## START DATA SECTION
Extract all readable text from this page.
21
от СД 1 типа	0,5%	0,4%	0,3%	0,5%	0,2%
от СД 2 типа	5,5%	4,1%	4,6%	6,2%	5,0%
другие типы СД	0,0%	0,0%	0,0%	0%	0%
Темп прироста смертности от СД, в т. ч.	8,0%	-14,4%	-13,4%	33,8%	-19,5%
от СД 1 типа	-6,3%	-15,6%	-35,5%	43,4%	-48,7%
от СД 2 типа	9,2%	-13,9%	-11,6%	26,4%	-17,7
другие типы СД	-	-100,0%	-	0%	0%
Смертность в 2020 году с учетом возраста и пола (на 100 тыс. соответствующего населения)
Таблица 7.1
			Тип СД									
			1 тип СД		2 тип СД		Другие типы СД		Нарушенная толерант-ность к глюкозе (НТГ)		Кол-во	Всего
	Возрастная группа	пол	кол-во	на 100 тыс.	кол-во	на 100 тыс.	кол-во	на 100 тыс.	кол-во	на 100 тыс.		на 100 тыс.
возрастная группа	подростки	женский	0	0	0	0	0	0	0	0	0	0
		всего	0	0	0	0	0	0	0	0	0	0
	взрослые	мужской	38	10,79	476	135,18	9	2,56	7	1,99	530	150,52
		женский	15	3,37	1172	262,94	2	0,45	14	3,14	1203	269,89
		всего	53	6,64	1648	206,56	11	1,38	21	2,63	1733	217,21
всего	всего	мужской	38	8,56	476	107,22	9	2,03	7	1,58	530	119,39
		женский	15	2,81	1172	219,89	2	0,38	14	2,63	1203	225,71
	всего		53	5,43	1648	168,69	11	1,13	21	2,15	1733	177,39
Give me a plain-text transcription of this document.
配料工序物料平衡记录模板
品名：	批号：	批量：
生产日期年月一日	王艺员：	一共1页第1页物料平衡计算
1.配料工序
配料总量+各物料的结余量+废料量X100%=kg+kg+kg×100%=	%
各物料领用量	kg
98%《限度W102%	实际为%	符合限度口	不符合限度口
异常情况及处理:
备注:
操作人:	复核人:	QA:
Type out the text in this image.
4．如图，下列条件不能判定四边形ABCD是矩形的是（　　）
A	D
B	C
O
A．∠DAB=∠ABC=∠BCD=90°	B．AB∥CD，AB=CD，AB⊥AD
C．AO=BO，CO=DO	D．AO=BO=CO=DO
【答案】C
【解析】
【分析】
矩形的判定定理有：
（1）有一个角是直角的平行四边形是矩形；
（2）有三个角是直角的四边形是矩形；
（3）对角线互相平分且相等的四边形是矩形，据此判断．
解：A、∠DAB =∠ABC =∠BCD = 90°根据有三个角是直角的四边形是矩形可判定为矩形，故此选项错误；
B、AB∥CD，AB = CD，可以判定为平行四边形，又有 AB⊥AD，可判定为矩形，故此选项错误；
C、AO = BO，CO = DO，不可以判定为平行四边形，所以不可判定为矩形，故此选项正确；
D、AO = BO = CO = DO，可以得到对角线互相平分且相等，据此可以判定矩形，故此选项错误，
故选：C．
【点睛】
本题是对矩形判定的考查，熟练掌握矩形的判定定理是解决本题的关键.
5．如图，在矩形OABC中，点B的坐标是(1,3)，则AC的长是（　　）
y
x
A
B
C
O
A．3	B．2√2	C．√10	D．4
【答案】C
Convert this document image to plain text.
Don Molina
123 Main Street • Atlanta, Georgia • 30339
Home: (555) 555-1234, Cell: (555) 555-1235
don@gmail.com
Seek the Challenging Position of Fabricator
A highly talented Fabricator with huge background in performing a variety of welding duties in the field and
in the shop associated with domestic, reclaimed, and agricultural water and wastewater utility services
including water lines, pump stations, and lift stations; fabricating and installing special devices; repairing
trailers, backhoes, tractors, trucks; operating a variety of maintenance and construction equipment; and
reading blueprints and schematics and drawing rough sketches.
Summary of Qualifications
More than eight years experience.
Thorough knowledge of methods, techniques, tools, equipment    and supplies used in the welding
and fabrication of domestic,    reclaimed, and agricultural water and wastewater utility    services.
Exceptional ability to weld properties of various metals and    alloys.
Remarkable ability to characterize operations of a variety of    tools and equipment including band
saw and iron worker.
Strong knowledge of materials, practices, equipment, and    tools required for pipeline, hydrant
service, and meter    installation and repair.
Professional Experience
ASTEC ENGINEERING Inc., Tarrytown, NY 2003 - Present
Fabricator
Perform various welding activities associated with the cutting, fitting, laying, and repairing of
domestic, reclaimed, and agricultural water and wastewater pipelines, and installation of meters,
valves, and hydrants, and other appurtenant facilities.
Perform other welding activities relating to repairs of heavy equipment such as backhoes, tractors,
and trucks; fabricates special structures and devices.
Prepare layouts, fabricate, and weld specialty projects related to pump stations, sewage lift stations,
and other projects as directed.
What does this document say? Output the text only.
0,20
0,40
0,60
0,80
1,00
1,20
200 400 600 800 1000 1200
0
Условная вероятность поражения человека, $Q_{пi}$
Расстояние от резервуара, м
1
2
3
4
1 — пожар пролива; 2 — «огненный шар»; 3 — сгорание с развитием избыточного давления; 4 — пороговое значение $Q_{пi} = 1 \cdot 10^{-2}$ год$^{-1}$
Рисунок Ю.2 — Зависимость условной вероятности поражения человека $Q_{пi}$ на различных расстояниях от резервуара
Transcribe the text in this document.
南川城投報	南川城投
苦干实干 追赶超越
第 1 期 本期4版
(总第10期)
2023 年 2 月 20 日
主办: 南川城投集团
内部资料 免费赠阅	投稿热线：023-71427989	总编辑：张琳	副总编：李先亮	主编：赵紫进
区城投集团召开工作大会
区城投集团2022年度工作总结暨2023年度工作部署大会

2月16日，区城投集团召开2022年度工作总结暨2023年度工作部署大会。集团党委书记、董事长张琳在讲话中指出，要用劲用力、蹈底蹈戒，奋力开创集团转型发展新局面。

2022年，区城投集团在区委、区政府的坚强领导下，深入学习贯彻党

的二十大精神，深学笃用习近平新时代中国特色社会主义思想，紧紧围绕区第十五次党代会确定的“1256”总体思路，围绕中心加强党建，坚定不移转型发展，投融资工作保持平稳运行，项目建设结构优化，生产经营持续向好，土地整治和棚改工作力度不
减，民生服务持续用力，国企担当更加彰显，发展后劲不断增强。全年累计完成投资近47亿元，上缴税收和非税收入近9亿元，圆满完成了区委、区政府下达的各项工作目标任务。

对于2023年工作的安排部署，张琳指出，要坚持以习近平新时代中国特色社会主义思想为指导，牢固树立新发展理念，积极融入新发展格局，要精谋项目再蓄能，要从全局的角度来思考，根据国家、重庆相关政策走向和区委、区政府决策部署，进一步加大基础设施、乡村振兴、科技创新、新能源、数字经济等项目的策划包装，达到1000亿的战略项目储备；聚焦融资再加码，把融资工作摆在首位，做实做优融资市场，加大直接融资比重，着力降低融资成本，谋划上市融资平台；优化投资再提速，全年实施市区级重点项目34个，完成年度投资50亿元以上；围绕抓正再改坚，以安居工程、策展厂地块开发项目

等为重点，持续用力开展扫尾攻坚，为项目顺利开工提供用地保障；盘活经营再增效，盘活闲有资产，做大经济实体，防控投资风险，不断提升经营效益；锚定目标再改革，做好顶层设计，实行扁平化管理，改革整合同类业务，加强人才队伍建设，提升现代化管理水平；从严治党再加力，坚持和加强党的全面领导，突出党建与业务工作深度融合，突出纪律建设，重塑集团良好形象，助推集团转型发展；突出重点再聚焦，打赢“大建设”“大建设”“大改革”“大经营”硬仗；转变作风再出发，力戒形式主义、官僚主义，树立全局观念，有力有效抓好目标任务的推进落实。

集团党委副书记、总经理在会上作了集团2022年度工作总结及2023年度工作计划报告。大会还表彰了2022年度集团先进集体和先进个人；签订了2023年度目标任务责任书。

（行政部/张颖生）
## END DATA SECTION
- _WHAT IS REQUIRED_: Show the lines that mention the word "故此选项错误".

- _EXERCISE SOLUTION_:
解：A、∠DAB =∠ABC =∠BCD = 90°根据有三个角是直角的四边形是矩形可判定为矩形，故此选项错误；
B、AB∥CD，AB = CD，可以判定为平行四边形，又有 AB⊥AD，可判定为矩形，故此选项错误；
D、AO = BO = CO = DO，可以得到对角线互相平分且相等，据此可以判定矩形，故此选项错误，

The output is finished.